== WHAT YOU NEED TO DO ==
Quote the listing below in its entirety, omitting every image.

== RECORDS FOR THE EXERCISE ==
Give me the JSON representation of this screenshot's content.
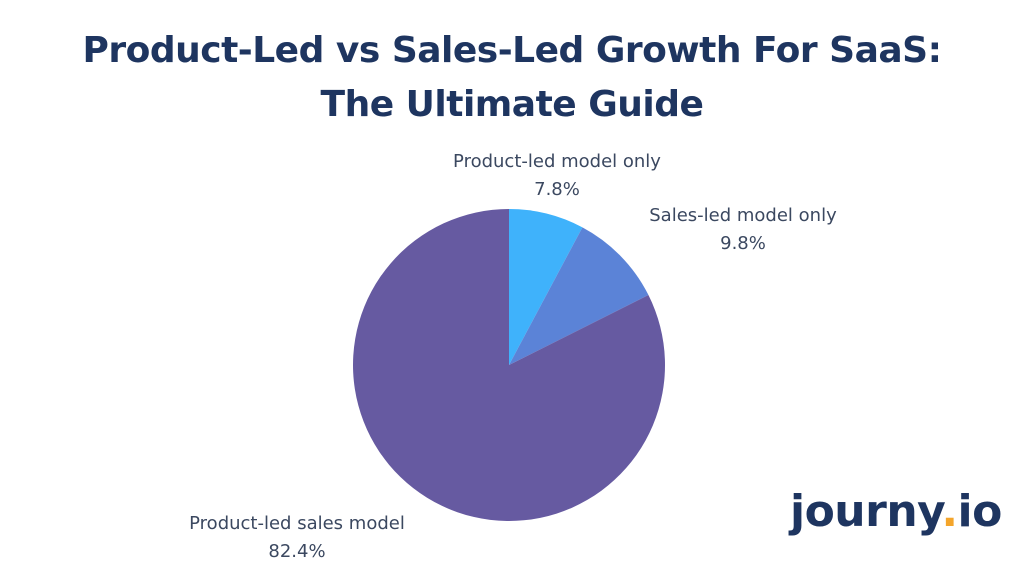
{
  "title": {
    "line1": "Product-Led vs Sales-Led Growth For SaaS:",
    "line2": "The Ultimate Guide"
  },
  "logo": {
    "name": "journy",
    "dot": ".",
    "suffix": "io",
    "text_color": "#1e3560",
    "dot_color": "#f4a52b"
  },
  "chart_data": {
    "type": "pie",
    "title": "Product-Led vs Sales-Led Growth For SaaS: The Ultimate Guide",
    "start_angle_deg": 0,
    "direction": "clockwise",
    "slices": [
      {
        "label": "Product-led model only",
        "value": 7.8,
        "value_label": "7.8%",
        "color": "#3fb2fb"
      },
      {
        "label": "Sales-led model only",
        "value": 9.8,
        "value_label": "9.8%",
        "color": "#5b83d7"
      },
      {
        "label": "Product-led sales model",
        "value": 82.4,
        "value_label": "82.4%",
        "color": "#665aa1"
      }
    ]
  }
}
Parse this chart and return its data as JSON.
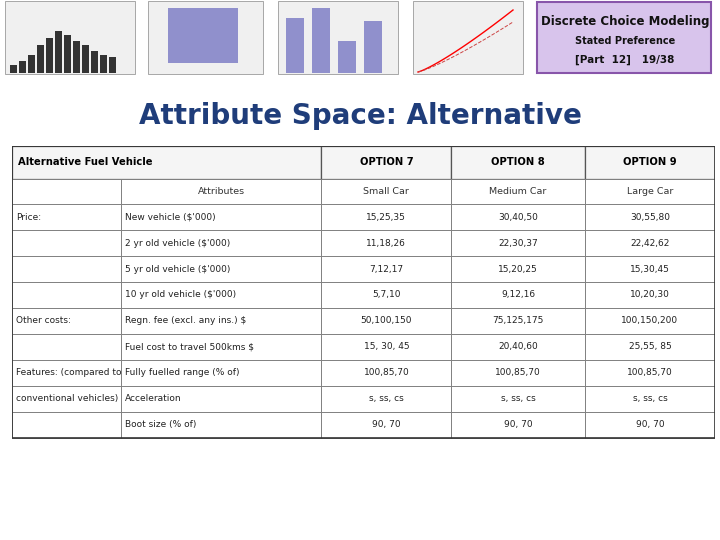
{
  "title": "Attribute Space: Alternative",
  "title_color": "#1F3D7A",
  "slide_bg": "#FFFFFF",
  "top_bar_color": "#6B3FA0",
  "left_bar_color": "#6B3FA0",
  "table_header_row": [
    "Alternative Fuel Vehicle",
    "OPTION 7",
    "OPTION 8",
    "OPTION 9"
  ],
  "table_subheader_row": [
    "Attributes",
    "Small Car",
    "Medium Car",
    "Large Car"
  ],
  "table_rows": [
    [
      "Price:",
      "New vehicle ($'000)",
      "15,25,35",
      "30,40,50",
      "30,55,80"
    ],
    [
      "",
      "2 yr old vehicle ($'000)",
      "11,18,26",
      "22,30,37",
      "22,42,62"
    ],
    [
      "",
      "5 yr old vehicle ($'000)",
      "7,12,17",
      "15,20,25",
      "15,30,45"
    ],
    [
      "",
      "10 yr old vehicle ($'000)",
      "5,7,10",
      "9,12,16",
      "10,20,30"
    ],
    [
      "Other costs:",
      "Regn. fee (excl. any ins.) $",
      "50,100,150",
      "75,125,175",
      "100,150,200"
    ],
    [
      "",
      "Fuel cost to travel 500kms $",
      "15, 30, 45",
      "20,40,60",
      "25,55, 85"
    ],
    [
      "Features: (compared to",
      "Fully fuelled range (% of)",
      "100,85,70",
      "100,85,70",
      "100,85,70"
    ],
    [
      "conventional vehicles)",
      "Acceleration",
      "s, ss, cs",
      "s, ss, cs",
      "s, ss, cs"
    ],
    [
      "",
      "Boot size (% of)",
      "90, 70",
      "90, 70",
      "90, 70"
    ]
  ],
  "dcm_title": "Discrete Choice Modeling",
  "dcm_subtitle": "Stated Preference",
  "dcm_part": "[Part  12]   19/38",
  "dcm_box_color": "#D8C4EC",
  "dcm_border_color": "#8855AA"
}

== ANSWER TO THIS PROBLEM ==
Give me the JSON representation of this screenshot's content.
{
  "title": {
    "line1": "Product-Led vs Sales-Led Growth For SaaS:",
    "line2": "The Ultimate Guide"
  },
  "logo": {
    "name": "journy",
    "dot": ".",
    "suffix": "io",
    "text_color": "#1e3560",
    "dot_color": "#f4a52b"
  },
  "chart_data": {
    "type": "pie",
    "title": "Product-Led vs Sales-Led Growth For SaaS: The Ultimate Guide",
    "start_angle_deg": 0,
    "direction": "clockwise",
    "slices": [
      {
        "label": "Product-led model only",
        "value": 7.8,
        "value_label": "7.8%",
        "color": "#3fb2fb"
      },
      {
        "label": "Sales-led model only",
        "value": 9.8,
        "value_label": "9.8%",
        "color": "#5b83d7"
      },
      {
        "label": "Product-led sales model",
        "value": 82.4,
        "value_label": "82.4%",
        "color": "#665aa1"
      }
    ]
  }
}
Parse this chart and return its data as JSON.
{
  "title": "Attribute Space: Alternative",
  "title_color": "#1F3D7A",
  "slide_bg": "#FFFFFF",
  "top_bar_color": "#6B3FA0",
  "left_bar_color": "#6B3FA0",
  "table_header_row": [
    "Alternative Fuel Vehicle",
    "OPTION 7",
    "OPTION 8",
    "OPTION 9"
  ],
  "table_subheader_row": [
    "Attributes",
    "Small Car",
    "Medium Car",
    "Large Car"
  ],
  "table_rows": [
    [
      "Price:",
      "New vehicle ($'000)",
      "15,25,35",
      "30,40,50",
      "30,55,80"
    ],
    [
      "",
      "2 yr old vehicle ($'000)",
      "11,18,26",
      "22,30,37",
      "22,42,62"
    ],
    [
      "",
      "5 yr old vehicle ($'000)",
      "7,12,17",
      "15,20,25",
      "15,30,45"
    ],
    [
      "",
      "10 yr old vehicle ($'000)",
      "5,7,10",
      "9,12,16",
      "10,20,30"
    ],
    [
      "Other costs:",
      "Regn. fee (excl. any ins.) $",
      "50,100,150",
      "75,125,175",
      "100,150,200"
    ],
    [
      "",
      "Fuel cost to travel 500kms $",
      "15, 30, 45",
      "20,40,60",
      "25,55, 85"
    ],
    [
      "Features: (compared to",
      "Fully fuelled range (% of)",
      "100,85,70",
      "100,85,70",
      "100,85,70"
    ],
    [
      "conventional vehicles)",
      "Acceleration",
      "s, ss, cs",
      "s, ss, cs",
      "s, ss, cs"
    ],
    [
      "",
      "Boot size (% of)",
      "90, 70",
      "90, 70",
      "90, 70"
    ]
  ],
  "dcm_title": "Discrete Choice Modeling",
  "dcm_subtitle": "Stated Preference",
  "dcm_part": "[Part  12]   19/38",
  "dcm_box_color": "#D8C4EC",
  "dcm_border_color": "#8855AA"
}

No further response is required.